**Aim of the task:** Count lines, not occurrences: report how many lines in the records hold the string "dollar", and nothing else.

::: Data provided

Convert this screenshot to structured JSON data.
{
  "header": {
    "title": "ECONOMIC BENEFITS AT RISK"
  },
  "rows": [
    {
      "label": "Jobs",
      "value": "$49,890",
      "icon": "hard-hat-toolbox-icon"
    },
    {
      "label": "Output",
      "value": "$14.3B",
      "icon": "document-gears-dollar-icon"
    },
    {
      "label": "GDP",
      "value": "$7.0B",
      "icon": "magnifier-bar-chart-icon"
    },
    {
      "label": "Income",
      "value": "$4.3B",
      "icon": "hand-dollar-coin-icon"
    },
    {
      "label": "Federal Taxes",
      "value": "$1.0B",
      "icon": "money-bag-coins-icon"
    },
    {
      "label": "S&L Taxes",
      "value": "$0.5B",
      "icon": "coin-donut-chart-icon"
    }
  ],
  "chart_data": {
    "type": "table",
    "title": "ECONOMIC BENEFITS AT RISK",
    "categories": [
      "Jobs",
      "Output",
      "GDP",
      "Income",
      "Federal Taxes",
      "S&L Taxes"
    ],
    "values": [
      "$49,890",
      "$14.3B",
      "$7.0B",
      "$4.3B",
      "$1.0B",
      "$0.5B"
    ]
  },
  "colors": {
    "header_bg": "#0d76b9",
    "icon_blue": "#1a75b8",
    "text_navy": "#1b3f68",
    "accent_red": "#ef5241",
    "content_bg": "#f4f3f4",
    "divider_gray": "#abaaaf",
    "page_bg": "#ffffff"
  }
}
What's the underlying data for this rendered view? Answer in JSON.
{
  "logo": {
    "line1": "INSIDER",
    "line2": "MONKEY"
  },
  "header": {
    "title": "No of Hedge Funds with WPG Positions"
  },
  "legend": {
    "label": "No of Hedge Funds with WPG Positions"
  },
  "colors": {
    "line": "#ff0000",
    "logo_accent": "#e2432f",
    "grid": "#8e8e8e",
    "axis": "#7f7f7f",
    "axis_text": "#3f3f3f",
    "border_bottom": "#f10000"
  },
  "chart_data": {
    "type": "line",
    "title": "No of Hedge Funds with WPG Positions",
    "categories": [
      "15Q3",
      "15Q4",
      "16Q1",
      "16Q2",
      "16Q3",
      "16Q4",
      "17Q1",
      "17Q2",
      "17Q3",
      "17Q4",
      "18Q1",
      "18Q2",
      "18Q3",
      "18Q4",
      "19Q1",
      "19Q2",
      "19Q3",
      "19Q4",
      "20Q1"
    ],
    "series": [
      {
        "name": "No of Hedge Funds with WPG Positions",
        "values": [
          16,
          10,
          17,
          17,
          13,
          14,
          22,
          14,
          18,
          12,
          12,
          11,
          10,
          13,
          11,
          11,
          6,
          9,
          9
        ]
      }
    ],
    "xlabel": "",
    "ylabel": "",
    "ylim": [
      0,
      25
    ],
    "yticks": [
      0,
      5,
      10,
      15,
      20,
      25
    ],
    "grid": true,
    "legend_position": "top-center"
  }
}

::::::

**Right answer:** 2